» 作業内容:
- a) 免震システムの文書の【0002】では、従来の免震システムが地震時の揺れを長周期化するために何を利用すると書かれているか、すべて挙げてください。
- b) 免震システムの文書を、最後の文に続けて書き進めてください。

» 提供テキスト:
説明

免震システム

【課題】 構造物の変位を抑制しつつ構造物に作用する地震力を軽減する。
【解決手段】 水平方向に間隔をあけて配置され、構造物2を搭載して水平方向に移動可能に支持する複数の支持機構3と、該支持機構3の水平振動を長周期化する水平振動復元機構および減衰させる水平振動減衰機構4とを備えるとともに、前記構造物2を前記支持機構3に浮上可能に載置し、構造物2に加わる水平方向の振動を鉛直方向の振動に変換する免震システム1を提供する。

【発明の詳細な説明】
【技術分野】
【0001】
この発明は免震システムに関し、特に、変位抑制型免震システムに関するものである。
【背景技術】
【0002】
地震から人命や家屋、家財を守るとともに、柱や梁の配置など構造に対する制約を少なくして自由な設計を可能にした免震住宅や、地震の揺れから収納品の落下、破損を防ぎ、地震直後の機能維持を狙いとした免震ラックなどに代表される免震システムが普及しつつある。
この種の免震システムは、一般に、家屋やラックなどの構造物をボールベアリング等により水平方向にスライド可能に支持し、円錐状の皿の傾斜、コイルバネ、ゴム等を利用して地震時の揺れを長周期化することによって、構造物に作用する地震力を軽減している。また、地震時の揺れを長周期化すると、移動量が大きくなるために、摩擦ダンパーやオイルダンパー等の減衰要素を用いて移動量が過大になることを抑制している。
【0003】
また、地震の横揺れおよび縦揺れの両方に対処するために、積層ゴムからなる水平方向の免震機構に加えて、空気バネや板バネからなる鉛直方向の免震機構を備えた免震装置も提案されている(例えば、特許文献1参照。)。
【特許文献1】特開平9−195573号公報(図1等)
【発明の開示】
【発明が解決しようとする課題】
【0004】
しかしながら、従来の免震住宅に備えられる免震装置は、免震性能を確保するために、水平方向に±30cm程度の移動量が必要である。この場合に、移動領域内への立ち入りを禁止するためには片側60cm以上のカバーを設ける必要があり、その結果、カバーの先端が移動する範囲まで含めると、建物の周囲に全周にわたって渡り幅が90cmのデッドスペースを確保する必要があるという不都合がある。このようなデッドスペースを確保することは一般には困難であり、免震装置を適用できる住宅が限定されてしまうことになる。また、このように大きく移動する建物は、本来であれば倒壊を防ぐことが必要な道路に面した建物には適用することができない。

» 提供資料:
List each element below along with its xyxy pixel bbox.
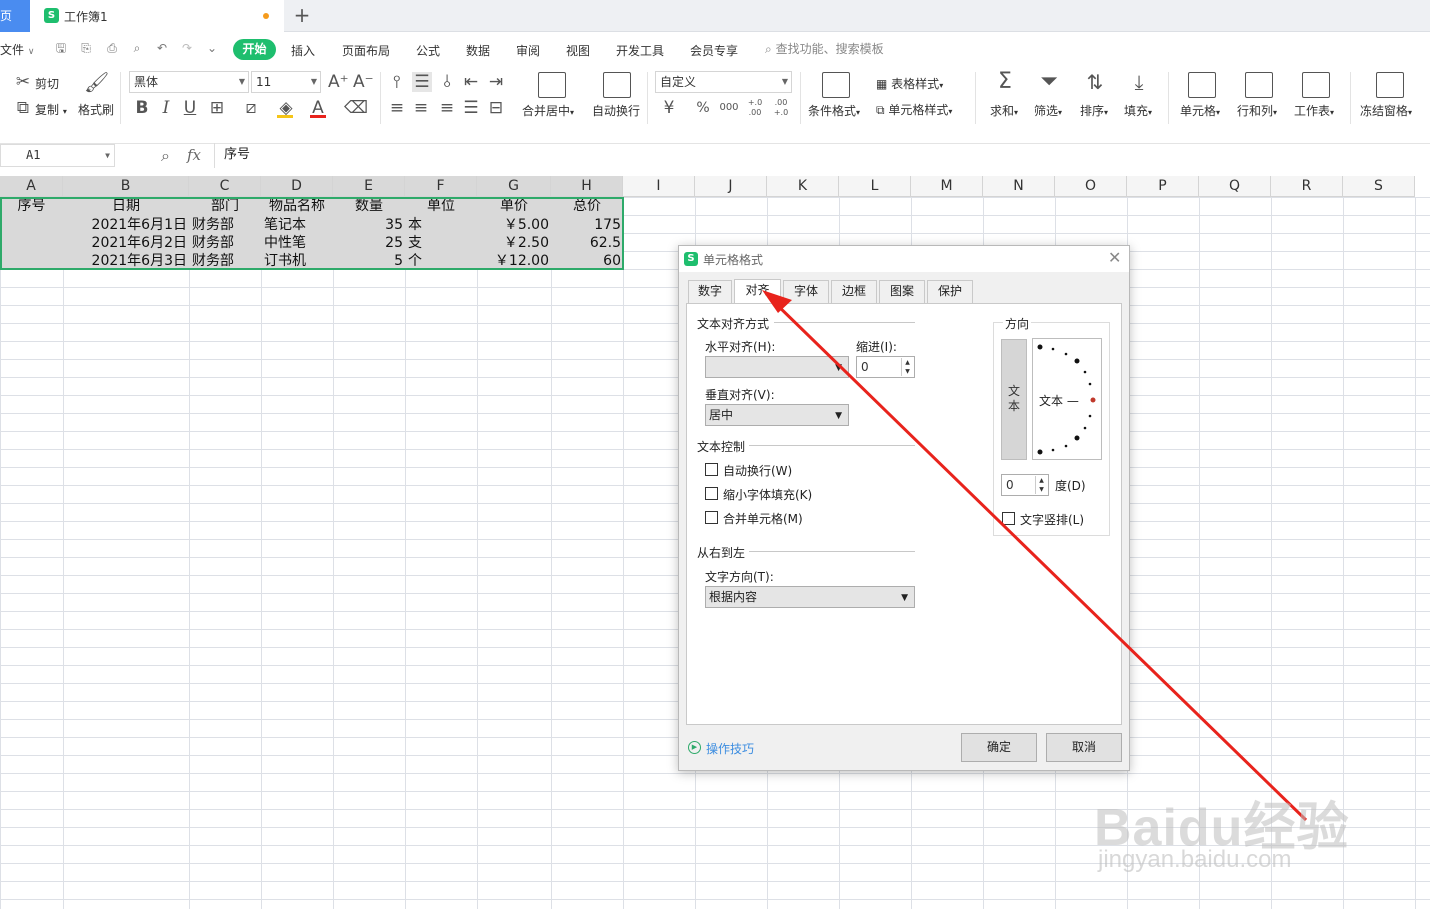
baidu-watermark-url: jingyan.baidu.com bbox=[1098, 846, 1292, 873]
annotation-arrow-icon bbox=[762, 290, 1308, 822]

» 解答一覧:
- a) 円錐状の皿の傾斜、コイルバネ、ゴム

- b)
また、このように構造物を大きく水平移動させる免震装置は、商品を陳列するラックのように、その近くまで人が近接する構造物には適用することができないという欠点がある。
【0005】
本発明は、上述した事情に鑑みてなされたものであって、構造物の変位を抑制しつつ構造物に作用する地震力を軽減することができる免震システムを提供することを目的としている。
【課題を解決するための手段】
【0006】
上記目的を達成するために、本発明は以下の手段を提供する。
本発明は、水平方向に間隔をあけて配置され、構造物を搭載して水平方向に移動可能に支持する複数の支持機構と、該支持機構の水平振動を長周期化する水平振動復元機構および減衰させる水平振動減衰機構とを備えるとともに、前記構造物を前記支持機構に浮上可能に載置し、構造物に加わる水平方向の振動を鉛直方向の振動に変換することを特徴とする免震システムを提供する。
【0007】
この発明によれば、地震の際に、地面が水平方向に振動すると、支持機構の作動により、構造物が地面に対して相対的に水平移動させられる。すなわち、地面が振動しても、支持機構が作動することによって、構造物に伝達される地面の地震力が低減され、免震されることになる。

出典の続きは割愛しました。